Nothing in the entries may be dropped: restate them word for word.

Content starts

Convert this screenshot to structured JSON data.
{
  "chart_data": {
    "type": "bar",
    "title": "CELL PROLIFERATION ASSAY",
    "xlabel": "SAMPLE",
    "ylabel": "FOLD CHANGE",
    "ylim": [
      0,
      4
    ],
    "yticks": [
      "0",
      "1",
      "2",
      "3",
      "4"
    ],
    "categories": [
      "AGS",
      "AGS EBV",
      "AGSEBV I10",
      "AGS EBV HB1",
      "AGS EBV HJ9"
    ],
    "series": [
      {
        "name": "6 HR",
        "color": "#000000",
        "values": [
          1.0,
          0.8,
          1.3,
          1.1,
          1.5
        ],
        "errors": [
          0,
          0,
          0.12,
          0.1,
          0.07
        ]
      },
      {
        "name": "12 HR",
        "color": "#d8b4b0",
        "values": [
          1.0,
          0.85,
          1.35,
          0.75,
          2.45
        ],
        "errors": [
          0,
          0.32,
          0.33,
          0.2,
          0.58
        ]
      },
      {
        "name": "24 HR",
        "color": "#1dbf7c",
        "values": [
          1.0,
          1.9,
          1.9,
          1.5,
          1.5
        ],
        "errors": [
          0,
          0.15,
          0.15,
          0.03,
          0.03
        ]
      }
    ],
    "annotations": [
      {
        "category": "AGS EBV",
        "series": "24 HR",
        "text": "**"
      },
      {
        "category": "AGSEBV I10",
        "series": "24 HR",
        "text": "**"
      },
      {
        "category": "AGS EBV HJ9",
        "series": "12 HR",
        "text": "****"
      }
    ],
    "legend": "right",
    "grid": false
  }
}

Content ends

* _Answer below_:
Convert this screenshot to structured JSON data.
{
  "chart_data": {
    "type": "bar",
    "title": "CELL PROLIFERATION ASSAY",
    "xlabel": "SAMPLE",
    "ylabel": "FOLD CHANGE",
    "ylim": [
      0,
      4
    ],
    "yticks": [
      "0",
      "1",
      "2",
      "3",
      "4"
    ],
    "categories": [
      "AGS",
      "AGS EBV",
      "AGSEBV I10",
      "AGS EBV HB1",
      "AGS EBV HJ9"
    ],
    "series": [
      {
        "name": "6 HR",
        "color": "#000000",
        "values": [
          1.0,
          0.8,
          1.3,
          1.1,
          1.5
        ],
        "errors": [
          0,
          0,
          0.12,
          0.1,
          0.07
        ]
      },
      {
        "name": "12 HR",
        "color": "#d8b4b0",
        "values": [
          1.0,
          0.85,
          1.35,
          0.75,
          2.45
        ],
        "errors": [
          0,
          0.32,
          0.33,
          0.2,
          0.58
        ]
      },
      {
        "name": "24 HR",
        "color": "#1dbf7c",
        "values": [
          1.0,
          1.9,
          1.9,
          1.5,
          1.5
        ],
        "errors": [
          0,
          0.15,
          0.15,
          0.03,
          0.03
        ]
      }
    ],
    "annotations": [
      {
        "category": "AGS EBV",
        "series": "24 HR",
        "text": "**"
      },
      {
        "category": "AGSEBV I10",
        "series": "24 HR",
        "text": "**"
      },
      {
        "category": "AGS EBV HJ9",
        "series": "12 HR",
        "text": "****"
      }
    ],
    "legend": "right",
    "grid": false
  }
}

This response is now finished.